▸ **WHAT THE TASK ASKS**
Search the listing below for the word "style" and copy each line that holds it.

▸ **Stored entries**
------------------------------------

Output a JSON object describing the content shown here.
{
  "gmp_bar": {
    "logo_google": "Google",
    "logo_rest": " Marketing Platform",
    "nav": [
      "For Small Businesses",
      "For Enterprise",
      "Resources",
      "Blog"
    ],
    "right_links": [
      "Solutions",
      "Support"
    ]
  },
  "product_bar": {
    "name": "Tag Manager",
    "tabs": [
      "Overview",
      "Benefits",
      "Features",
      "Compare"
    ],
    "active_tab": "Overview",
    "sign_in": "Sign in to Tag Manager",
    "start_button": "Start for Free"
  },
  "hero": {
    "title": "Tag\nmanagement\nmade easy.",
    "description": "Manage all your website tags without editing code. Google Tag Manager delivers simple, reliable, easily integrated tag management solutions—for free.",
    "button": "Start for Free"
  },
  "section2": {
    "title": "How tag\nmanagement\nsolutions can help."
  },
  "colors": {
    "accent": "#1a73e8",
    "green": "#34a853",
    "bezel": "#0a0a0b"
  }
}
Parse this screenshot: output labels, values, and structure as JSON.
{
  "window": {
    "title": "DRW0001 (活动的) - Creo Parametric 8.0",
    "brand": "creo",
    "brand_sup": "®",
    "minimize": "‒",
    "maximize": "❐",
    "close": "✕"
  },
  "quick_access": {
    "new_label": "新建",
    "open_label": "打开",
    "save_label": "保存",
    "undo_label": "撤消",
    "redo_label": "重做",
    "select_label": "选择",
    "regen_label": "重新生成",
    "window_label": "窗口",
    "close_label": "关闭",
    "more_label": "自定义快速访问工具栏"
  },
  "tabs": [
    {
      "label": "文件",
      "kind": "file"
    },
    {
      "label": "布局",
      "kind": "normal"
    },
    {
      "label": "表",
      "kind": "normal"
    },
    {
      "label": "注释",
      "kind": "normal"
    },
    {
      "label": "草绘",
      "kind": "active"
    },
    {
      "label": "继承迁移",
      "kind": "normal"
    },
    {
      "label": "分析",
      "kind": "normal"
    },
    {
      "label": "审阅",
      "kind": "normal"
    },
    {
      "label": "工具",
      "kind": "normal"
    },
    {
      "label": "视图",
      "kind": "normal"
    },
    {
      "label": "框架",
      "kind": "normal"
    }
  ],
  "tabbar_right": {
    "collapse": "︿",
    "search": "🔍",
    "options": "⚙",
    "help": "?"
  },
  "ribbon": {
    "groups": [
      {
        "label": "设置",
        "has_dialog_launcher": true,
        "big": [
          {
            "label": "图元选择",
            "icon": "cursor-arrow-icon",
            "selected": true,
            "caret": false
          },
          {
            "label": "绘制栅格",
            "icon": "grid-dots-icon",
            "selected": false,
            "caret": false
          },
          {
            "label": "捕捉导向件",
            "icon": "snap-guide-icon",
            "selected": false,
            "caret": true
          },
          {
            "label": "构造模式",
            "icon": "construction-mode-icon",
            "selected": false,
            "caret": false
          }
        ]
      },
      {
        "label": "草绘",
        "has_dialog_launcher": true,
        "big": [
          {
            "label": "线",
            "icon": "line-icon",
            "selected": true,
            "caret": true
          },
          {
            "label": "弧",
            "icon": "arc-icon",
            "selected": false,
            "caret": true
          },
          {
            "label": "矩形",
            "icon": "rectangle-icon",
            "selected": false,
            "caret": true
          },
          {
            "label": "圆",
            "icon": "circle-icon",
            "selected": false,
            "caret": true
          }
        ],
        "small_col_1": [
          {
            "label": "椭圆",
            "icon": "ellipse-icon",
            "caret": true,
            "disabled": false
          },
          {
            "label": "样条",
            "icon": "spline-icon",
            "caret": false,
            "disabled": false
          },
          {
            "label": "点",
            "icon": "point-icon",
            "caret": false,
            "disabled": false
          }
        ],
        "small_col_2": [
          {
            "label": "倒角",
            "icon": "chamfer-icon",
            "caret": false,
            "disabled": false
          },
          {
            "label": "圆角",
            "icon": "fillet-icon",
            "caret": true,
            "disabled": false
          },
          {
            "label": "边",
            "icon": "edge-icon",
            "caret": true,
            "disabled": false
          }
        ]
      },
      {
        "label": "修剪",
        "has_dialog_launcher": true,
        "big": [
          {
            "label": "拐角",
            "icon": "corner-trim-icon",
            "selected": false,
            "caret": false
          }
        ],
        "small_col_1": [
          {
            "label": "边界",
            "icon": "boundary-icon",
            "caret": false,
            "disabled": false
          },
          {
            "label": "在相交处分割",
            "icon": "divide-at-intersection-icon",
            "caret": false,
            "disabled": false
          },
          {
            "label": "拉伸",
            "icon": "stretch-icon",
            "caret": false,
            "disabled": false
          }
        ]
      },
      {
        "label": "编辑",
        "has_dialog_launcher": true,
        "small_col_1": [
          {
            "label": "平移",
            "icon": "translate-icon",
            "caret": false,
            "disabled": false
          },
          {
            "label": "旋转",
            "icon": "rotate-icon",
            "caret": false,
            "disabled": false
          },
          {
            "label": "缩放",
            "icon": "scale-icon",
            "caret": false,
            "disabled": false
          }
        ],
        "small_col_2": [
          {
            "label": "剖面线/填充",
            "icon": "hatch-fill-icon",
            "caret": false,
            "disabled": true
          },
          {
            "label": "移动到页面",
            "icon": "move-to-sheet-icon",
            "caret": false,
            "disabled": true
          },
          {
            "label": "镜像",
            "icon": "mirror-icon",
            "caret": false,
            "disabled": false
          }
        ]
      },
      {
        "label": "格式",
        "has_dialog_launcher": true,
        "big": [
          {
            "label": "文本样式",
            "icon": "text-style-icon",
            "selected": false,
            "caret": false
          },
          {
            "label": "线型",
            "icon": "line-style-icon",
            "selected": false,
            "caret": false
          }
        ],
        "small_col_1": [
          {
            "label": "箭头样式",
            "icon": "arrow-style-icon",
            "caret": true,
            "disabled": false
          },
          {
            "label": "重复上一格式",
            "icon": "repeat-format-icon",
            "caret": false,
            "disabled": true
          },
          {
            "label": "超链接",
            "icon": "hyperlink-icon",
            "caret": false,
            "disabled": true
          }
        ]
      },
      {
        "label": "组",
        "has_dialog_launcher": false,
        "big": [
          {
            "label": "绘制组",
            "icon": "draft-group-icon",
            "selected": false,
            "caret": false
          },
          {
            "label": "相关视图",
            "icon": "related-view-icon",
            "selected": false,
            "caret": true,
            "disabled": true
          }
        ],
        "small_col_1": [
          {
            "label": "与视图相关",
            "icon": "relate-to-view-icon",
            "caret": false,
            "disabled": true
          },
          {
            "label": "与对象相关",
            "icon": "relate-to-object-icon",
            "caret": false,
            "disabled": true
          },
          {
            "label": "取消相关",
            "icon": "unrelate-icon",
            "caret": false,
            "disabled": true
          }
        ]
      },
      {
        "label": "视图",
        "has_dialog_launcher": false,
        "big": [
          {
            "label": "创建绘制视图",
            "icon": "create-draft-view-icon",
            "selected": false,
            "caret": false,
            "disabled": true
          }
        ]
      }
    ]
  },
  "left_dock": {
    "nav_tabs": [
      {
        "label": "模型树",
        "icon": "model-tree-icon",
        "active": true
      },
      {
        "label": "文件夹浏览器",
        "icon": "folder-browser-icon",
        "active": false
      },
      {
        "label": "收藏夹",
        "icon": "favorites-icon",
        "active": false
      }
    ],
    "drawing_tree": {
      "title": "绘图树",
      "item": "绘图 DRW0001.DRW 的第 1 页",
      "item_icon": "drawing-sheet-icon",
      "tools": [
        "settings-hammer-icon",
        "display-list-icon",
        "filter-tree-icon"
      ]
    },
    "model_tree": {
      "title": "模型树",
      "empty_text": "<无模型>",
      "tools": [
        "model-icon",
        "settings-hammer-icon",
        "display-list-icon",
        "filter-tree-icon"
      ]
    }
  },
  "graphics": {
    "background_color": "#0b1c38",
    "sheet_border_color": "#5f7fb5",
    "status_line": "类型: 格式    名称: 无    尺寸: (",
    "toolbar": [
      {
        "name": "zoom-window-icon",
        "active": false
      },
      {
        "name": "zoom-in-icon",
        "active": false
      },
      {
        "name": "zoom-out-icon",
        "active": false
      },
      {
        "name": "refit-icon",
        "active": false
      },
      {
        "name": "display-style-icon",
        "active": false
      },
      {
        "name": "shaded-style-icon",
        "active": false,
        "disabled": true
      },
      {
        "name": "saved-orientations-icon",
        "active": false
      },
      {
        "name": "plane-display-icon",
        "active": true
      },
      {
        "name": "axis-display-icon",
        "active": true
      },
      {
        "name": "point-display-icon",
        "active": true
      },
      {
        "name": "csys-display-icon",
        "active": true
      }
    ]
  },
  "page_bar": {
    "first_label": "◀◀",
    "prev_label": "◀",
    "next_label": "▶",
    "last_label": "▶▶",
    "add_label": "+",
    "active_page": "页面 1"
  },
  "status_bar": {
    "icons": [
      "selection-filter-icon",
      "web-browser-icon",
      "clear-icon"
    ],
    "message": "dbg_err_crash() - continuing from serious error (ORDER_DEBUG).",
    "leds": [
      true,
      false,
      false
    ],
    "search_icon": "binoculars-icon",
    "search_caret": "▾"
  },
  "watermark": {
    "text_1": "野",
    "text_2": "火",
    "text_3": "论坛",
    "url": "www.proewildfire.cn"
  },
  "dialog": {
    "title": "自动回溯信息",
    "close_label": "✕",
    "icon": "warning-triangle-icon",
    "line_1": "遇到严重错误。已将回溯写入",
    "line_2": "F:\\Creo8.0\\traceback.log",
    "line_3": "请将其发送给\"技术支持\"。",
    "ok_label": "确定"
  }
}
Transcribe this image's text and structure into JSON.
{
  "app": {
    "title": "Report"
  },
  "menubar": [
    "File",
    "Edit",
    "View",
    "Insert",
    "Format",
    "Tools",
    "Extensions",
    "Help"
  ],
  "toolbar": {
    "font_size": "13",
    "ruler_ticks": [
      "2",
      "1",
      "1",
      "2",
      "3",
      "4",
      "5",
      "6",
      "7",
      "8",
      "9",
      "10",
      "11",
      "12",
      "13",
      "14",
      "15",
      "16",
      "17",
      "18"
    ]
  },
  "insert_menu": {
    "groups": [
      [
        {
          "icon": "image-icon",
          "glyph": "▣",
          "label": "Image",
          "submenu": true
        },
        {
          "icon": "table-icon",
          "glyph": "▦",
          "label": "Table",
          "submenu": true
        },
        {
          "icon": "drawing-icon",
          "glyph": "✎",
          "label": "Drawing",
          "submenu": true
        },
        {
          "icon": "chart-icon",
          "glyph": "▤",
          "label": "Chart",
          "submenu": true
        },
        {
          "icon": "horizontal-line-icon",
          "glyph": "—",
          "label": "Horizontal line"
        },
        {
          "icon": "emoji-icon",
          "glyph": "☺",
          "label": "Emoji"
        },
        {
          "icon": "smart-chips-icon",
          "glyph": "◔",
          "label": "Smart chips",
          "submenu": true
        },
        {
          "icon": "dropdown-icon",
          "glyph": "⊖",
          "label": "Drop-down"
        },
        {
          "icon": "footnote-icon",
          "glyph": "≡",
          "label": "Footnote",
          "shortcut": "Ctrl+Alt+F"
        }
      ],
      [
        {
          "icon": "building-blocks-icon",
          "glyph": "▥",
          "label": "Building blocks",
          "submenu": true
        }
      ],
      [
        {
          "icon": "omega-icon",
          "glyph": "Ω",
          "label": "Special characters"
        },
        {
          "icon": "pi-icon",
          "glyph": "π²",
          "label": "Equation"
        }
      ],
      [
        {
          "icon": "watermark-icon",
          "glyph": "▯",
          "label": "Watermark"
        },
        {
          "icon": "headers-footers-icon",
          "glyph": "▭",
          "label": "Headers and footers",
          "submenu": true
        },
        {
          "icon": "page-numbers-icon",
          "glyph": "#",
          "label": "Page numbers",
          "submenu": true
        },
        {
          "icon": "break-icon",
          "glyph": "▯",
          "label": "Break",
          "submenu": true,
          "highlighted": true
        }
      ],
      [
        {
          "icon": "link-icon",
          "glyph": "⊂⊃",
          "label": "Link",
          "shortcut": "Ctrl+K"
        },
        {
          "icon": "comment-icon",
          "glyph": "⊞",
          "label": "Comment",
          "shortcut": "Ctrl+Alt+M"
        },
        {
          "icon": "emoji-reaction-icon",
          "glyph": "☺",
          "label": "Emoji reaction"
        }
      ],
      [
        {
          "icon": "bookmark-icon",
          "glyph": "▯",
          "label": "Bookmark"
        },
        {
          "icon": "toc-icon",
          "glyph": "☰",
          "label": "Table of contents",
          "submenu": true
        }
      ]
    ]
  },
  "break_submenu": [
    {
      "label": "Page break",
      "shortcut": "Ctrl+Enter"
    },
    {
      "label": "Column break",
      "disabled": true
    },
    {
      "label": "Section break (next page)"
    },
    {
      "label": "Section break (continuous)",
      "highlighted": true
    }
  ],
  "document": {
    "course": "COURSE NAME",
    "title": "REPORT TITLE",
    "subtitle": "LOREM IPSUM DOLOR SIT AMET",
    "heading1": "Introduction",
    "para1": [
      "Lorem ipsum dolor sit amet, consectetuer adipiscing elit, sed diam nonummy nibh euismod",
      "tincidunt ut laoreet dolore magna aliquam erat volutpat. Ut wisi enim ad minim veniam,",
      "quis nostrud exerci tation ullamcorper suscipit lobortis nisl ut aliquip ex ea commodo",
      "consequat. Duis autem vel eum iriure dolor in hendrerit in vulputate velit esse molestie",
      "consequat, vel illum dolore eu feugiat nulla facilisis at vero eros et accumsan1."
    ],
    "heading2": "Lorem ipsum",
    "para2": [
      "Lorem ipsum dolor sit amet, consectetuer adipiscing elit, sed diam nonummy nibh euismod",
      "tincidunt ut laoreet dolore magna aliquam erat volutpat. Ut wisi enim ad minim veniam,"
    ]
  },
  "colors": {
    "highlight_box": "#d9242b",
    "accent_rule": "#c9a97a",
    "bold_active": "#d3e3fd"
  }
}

------------------------------------

▸ **COMPLETE OUTPUT**
            "icon": "text-style-icon",
            "icon": "line-style-icon",
            "icon": "arrow-style-icon",
        "name": "display-style-icon",
        "name": "shaded-style-icon",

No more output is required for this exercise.